Start of WORKING DATA

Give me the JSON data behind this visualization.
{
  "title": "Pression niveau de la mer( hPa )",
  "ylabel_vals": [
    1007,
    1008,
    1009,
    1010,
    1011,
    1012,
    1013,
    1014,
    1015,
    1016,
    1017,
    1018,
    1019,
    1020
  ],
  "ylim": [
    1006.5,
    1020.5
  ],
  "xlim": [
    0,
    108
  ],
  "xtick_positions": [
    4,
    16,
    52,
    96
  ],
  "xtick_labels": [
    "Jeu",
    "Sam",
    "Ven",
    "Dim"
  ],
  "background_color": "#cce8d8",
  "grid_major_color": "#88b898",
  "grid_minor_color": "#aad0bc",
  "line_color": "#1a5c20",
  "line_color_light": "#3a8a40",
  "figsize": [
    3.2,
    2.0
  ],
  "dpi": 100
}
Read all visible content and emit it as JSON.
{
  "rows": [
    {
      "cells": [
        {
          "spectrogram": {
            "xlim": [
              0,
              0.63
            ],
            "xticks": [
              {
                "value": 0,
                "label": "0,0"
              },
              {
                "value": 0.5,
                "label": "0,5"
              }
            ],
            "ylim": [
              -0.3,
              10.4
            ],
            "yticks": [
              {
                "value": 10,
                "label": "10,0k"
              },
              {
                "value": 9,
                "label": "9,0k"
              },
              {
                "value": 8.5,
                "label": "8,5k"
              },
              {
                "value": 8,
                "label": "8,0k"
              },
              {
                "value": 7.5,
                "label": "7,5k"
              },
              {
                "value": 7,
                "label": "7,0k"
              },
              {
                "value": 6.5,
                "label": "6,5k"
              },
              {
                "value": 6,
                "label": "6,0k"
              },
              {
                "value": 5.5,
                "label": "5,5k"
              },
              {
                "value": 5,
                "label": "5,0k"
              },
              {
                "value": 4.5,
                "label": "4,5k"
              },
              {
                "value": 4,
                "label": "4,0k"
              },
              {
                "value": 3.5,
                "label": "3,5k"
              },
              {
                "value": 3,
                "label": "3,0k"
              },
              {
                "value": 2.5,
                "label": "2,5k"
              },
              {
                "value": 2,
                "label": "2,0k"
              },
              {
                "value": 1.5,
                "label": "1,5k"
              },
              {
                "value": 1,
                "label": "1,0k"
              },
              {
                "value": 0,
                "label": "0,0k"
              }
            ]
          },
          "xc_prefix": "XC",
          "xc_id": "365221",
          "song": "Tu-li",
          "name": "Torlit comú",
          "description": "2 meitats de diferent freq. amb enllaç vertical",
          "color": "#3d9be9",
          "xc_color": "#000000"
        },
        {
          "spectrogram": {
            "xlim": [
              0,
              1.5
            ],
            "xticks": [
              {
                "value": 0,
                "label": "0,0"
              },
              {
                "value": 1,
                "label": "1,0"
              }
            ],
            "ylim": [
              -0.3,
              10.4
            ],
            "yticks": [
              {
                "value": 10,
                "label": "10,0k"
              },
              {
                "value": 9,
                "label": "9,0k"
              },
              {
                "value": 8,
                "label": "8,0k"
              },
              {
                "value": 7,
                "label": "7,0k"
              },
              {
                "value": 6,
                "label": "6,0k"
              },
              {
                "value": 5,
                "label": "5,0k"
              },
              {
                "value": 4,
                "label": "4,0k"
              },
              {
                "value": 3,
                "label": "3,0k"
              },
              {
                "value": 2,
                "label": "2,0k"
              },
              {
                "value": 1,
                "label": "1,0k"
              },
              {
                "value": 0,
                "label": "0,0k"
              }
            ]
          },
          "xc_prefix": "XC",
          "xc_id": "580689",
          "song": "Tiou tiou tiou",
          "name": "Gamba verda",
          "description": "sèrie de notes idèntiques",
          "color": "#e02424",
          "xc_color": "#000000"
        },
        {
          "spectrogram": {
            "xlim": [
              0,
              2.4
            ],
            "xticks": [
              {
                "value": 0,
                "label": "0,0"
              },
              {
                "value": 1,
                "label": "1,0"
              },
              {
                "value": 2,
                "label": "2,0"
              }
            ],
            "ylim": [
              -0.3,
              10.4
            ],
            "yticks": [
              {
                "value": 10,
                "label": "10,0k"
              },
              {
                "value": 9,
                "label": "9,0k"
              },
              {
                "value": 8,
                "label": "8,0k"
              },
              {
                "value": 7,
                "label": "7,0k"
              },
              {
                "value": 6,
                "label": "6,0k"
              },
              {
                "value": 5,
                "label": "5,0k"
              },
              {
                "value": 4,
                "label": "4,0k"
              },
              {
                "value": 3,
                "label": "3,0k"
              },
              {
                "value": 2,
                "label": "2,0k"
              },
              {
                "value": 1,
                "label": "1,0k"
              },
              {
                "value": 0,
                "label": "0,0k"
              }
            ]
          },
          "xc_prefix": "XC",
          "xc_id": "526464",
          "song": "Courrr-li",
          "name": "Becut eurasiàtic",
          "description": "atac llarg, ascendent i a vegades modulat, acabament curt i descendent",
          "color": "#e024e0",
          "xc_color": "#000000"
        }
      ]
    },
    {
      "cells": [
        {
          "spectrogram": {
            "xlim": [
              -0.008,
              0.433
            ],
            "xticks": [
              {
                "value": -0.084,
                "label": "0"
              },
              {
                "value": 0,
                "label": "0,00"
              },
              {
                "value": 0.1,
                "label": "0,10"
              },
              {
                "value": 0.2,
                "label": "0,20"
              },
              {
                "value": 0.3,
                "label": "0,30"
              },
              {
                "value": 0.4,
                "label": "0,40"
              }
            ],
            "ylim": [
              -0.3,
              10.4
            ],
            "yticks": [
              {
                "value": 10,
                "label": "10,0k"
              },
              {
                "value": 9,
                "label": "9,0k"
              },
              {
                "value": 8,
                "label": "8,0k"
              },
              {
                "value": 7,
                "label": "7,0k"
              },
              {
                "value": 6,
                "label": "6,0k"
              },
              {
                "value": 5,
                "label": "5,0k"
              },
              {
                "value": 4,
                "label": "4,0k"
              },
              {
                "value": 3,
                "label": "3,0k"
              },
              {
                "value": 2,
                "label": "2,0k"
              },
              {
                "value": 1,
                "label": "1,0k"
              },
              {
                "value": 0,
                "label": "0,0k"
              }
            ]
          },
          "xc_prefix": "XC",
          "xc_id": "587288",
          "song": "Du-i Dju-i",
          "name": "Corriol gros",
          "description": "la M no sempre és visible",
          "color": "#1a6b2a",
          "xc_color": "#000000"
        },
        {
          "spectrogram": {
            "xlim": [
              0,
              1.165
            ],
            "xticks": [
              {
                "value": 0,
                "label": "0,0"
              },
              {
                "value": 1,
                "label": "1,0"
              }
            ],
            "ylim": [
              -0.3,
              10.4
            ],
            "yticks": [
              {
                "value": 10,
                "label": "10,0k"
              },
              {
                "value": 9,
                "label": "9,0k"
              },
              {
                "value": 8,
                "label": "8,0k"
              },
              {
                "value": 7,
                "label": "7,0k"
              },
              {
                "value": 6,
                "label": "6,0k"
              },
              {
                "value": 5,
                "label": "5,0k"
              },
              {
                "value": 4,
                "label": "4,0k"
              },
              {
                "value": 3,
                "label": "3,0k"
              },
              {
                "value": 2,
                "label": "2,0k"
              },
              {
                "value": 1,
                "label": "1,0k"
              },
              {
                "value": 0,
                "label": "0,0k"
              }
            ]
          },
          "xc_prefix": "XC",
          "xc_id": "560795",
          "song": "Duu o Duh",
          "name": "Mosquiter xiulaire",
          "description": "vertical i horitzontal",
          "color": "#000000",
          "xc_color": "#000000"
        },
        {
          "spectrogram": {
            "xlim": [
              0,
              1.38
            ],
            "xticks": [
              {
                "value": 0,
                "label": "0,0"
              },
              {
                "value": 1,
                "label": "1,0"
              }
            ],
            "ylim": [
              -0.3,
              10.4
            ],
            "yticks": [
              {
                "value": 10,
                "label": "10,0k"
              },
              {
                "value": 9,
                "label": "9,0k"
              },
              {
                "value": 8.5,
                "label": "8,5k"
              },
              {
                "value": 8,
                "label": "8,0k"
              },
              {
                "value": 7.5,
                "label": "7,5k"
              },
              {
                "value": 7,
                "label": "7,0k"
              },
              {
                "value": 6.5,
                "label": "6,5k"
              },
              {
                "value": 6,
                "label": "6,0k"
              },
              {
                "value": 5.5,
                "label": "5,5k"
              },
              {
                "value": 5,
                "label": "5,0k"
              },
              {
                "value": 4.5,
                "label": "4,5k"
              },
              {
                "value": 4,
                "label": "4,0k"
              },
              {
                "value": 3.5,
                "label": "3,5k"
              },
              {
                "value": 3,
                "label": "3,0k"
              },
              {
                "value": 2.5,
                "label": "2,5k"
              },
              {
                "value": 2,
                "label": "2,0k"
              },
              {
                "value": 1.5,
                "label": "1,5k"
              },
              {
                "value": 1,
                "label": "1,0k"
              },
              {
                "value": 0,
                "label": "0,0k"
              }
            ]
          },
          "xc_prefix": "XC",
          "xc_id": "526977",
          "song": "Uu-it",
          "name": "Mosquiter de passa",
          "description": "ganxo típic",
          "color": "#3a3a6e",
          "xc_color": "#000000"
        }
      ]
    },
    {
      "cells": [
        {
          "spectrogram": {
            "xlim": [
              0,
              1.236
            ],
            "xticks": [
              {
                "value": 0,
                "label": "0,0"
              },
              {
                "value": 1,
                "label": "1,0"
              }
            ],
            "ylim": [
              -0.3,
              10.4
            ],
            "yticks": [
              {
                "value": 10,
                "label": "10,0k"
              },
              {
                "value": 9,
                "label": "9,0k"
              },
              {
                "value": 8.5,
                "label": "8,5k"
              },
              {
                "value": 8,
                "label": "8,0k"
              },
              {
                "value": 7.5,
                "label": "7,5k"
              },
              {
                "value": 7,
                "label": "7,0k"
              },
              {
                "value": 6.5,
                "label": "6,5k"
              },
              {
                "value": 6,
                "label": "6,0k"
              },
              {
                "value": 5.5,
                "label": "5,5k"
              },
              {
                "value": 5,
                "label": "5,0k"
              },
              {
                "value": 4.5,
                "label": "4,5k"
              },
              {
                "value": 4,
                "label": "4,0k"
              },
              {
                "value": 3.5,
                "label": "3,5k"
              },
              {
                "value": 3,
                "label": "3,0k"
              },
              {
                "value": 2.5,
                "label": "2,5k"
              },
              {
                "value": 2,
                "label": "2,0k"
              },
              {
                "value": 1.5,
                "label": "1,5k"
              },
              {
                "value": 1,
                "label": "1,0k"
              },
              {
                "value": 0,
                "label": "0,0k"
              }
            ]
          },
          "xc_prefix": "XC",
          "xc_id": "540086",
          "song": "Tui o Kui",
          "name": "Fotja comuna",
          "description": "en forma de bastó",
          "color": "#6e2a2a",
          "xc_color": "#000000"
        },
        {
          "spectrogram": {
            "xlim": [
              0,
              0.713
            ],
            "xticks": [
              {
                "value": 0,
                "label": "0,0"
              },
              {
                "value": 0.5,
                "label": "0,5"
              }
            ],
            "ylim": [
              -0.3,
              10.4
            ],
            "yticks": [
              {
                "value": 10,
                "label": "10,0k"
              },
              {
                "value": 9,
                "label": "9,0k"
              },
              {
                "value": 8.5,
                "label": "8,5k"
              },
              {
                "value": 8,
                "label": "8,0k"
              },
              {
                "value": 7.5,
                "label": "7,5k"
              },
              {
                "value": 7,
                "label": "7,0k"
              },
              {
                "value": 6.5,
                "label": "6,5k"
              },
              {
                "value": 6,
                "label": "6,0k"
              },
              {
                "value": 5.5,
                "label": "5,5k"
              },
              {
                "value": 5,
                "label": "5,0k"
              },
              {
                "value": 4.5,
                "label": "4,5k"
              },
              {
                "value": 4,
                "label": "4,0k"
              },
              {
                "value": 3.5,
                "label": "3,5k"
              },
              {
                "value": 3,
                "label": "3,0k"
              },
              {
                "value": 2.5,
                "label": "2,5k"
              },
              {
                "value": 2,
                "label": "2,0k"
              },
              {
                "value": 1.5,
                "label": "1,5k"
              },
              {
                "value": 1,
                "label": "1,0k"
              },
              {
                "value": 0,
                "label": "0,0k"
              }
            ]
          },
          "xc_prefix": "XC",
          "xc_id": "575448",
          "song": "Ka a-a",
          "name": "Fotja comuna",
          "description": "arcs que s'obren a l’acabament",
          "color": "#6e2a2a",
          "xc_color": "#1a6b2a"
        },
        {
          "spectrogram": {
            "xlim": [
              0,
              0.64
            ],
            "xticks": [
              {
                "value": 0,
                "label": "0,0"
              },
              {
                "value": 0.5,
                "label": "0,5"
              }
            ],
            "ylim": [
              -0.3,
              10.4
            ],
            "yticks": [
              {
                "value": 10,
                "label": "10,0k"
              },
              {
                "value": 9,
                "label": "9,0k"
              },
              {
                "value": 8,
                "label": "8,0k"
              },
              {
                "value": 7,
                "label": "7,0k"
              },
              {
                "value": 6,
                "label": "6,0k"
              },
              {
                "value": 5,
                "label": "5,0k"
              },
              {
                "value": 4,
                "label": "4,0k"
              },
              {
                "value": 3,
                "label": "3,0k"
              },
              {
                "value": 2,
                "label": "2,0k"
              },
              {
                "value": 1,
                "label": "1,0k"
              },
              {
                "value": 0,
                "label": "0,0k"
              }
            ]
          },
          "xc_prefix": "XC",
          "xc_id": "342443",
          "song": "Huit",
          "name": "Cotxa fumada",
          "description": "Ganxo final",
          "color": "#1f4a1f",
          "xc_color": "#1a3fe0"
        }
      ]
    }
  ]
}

End of WORKING DATA

→ THE REQUEST: Take every line from the data that contains the word "Mosquiter".

→ EXPECTED ANSWER:
          "name": "Mosquiter xiulaire",
          "name": "Mosquiter de passa",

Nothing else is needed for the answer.